EXERCISES TO COMPLETE:
**A.** In the mallet finger text, rewrite the passage from "Cambridge Plastic Surgery" up to and including "from a bicycle.", substituting "tennis ball" for "cricket ball".
**B.** In the mallet finger text, what is the normal function of the tendon that is torn or stretched?
═════ STUDY TEXT ═════
Cambridge Plastic Surgery

Plastic and reconstructive surgery, hand surgery and aesthetic surgery


Mallet finger

The term mallet finger describes an injury, which results in an inability to extend the end of the finger. The injury is often caused by relatively benign trauma, such as catching finger on clothing. It can also be caused by a forceful blow to an extended finger, for example from a cricket ball, or as a consequence of a fall from a bicycle.

Patients report that the end of the finger droops. The tendon responsible for lifting the distal phalanx (the last bone in the finger), is torn or stretched. A small fragment of bone may have pulled away with the tendon, and very-occasionally the normal position of the finger bones can become disrupted, with partial dislocation at the distal inter-phalangeal joint.

The majority of mallet finger injuries can be described as closed, and no disruption of the skin. Less commonly the injury can be described as the skin can break, or a cut across the top of the finger, for example from a knife, or from broken glass, can result in a divvision of the tendon.
═════ DATA EXTRACT ═════
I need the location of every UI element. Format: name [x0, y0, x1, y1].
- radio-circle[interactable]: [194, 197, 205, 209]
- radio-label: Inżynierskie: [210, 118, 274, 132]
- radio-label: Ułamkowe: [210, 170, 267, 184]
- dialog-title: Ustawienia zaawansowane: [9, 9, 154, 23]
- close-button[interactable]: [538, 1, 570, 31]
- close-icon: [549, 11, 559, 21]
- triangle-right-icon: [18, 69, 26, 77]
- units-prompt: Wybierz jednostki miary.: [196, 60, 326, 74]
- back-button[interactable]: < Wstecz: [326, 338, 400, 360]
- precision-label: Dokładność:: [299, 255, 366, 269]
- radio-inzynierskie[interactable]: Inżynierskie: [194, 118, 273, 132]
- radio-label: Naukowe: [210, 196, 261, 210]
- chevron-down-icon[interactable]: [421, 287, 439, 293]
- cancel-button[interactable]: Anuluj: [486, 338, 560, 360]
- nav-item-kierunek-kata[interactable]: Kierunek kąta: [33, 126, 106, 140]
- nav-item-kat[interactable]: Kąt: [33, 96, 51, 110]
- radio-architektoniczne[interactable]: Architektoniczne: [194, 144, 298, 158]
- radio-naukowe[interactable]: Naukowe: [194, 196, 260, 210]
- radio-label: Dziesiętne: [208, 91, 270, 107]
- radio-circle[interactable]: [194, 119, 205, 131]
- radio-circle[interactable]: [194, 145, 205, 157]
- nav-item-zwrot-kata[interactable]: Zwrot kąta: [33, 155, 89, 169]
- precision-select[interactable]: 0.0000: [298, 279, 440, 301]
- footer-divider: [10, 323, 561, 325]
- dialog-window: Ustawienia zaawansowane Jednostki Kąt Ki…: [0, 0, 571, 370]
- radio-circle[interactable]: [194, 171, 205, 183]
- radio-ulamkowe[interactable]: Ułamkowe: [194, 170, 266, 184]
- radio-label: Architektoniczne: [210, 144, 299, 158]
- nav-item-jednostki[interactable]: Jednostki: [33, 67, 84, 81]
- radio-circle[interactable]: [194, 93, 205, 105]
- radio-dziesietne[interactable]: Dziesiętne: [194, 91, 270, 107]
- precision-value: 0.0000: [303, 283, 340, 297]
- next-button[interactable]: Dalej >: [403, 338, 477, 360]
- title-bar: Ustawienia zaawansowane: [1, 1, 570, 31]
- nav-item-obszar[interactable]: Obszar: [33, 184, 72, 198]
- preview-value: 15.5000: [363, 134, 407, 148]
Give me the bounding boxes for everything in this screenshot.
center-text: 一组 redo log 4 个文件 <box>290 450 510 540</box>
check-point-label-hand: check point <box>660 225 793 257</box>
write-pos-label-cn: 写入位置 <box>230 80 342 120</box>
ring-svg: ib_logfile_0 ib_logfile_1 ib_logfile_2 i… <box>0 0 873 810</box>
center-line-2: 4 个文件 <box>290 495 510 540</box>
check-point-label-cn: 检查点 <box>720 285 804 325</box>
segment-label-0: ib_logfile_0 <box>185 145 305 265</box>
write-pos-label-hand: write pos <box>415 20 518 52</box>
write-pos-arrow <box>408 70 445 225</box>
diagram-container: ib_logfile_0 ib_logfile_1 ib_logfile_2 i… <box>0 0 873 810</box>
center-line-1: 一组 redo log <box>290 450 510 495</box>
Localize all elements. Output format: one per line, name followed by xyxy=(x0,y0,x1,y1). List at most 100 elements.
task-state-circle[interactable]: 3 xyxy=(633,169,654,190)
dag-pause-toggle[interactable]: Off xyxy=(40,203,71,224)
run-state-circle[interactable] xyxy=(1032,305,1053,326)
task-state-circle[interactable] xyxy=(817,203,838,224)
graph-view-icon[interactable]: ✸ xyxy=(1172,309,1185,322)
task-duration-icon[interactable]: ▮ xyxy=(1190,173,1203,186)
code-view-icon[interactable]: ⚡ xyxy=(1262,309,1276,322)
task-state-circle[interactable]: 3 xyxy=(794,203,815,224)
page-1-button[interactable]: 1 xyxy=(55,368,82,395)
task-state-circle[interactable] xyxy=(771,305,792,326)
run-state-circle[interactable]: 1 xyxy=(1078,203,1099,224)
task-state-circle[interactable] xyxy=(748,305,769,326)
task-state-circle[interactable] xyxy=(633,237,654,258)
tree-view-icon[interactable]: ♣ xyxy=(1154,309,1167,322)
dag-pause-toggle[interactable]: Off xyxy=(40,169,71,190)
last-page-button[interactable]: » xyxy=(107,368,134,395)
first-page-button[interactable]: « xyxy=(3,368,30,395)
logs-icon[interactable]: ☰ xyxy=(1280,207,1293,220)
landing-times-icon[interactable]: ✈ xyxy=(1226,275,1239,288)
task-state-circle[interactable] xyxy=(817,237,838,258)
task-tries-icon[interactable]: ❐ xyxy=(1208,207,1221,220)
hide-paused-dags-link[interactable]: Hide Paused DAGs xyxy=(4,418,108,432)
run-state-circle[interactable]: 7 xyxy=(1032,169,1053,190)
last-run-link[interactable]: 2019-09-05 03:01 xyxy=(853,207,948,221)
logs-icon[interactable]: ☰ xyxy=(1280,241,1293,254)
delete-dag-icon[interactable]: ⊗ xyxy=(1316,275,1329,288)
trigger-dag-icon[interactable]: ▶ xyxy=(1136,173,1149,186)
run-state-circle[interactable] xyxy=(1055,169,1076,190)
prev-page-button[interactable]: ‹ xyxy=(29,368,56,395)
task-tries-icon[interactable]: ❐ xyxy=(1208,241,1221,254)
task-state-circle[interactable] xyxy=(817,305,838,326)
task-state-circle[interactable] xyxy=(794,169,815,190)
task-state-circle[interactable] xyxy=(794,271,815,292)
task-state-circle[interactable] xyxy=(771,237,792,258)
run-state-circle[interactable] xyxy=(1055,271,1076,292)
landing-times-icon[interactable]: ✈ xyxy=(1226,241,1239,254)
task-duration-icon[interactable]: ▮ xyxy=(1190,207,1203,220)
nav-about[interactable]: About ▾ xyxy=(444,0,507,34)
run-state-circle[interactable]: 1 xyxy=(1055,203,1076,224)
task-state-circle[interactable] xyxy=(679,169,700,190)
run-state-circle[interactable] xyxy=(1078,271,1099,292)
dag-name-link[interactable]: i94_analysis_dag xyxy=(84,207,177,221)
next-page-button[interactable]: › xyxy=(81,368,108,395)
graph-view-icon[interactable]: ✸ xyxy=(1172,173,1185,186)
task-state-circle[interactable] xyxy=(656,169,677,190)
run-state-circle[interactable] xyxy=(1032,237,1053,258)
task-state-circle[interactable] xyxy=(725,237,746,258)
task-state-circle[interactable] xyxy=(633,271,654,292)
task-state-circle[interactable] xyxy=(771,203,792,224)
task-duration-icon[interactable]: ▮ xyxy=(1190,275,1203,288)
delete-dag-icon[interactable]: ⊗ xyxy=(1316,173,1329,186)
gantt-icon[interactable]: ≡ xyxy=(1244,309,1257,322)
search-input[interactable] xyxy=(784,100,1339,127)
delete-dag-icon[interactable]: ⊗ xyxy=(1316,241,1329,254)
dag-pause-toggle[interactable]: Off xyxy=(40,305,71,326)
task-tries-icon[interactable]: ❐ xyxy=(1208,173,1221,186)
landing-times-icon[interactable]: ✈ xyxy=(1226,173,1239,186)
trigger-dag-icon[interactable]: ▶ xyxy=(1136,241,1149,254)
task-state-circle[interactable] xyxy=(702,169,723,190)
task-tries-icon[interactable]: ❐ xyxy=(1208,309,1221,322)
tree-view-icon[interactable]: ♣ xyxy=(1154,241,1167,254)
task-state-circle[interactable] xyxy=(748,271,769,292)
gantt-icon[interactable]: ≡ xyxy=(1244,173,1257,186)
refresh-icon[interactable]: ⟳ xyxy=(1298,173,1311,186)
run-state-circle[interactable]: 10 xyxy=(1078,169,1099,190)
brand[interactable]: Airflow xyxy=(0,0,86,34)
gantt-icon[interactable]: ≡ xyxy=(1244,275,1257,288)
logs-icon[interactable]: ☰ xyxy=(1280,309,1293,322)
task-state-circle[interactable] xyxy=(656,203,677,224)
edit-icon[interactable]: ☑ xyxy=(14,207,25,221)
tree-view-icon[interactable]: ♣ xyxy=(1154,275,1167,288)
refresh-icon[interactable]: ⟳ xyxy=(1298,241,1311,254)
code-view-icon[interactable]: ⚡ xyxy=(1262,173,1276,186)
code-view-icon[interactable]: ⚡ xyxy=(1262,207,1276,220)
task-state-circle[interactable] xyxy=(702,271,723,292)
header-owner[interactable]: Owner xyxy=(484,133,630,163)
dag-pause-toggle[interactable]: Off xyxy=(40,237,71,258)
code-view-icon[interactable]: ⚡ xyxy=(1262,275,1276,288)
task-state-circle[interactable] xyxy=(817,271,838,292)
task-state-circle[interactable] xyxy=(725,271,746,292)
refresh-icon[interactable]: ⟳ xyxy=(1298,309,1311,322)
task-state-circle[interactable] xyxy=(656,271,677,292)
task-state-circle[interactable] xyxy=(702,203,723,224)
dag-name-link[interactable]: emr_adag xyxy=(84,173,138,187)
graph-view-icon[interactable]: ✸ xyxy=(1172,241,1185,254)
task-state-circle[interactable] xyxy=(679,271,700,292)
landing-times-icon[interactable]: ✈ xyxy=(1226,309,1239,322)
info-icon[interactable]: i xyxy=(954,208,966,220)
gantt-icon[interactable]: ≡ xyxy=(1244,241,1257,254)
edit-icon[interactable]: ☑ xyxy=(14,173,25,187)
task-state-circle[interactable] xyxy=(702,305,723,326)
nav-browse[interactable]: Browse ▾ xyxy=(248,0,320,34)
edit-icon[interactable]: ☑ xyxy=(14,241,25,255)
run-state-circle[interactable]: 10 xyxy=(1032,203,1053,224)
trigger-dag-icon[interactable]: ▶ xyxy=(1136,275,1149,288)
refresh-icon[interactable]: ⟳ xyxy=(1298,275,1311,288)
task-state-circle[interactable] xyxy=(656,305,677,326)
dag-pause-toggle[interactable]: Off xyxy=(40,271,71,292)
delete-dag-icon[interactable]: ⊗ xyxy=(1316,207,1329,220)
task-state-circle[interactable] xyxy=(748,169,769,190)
═════
TASK-BY-TASK OUTPUTS:
**A.**
Cambridge Plastic Surgery

Plastic and reconstructive surgery, hand surgery and aesthetic surgery


Mallet finger

The term mallet finger describes an injury, which results in an inability to extend the end of the finger. The injury is often caused by relatively benign trauma, such as catching finger on clothing. It can also be caused by a forceful blow to an extended finger, for example from a tennis ball, or as a consequence of a fall from a bicycle.

**B.** It lifts the distal phalanx, the last bone in the finger.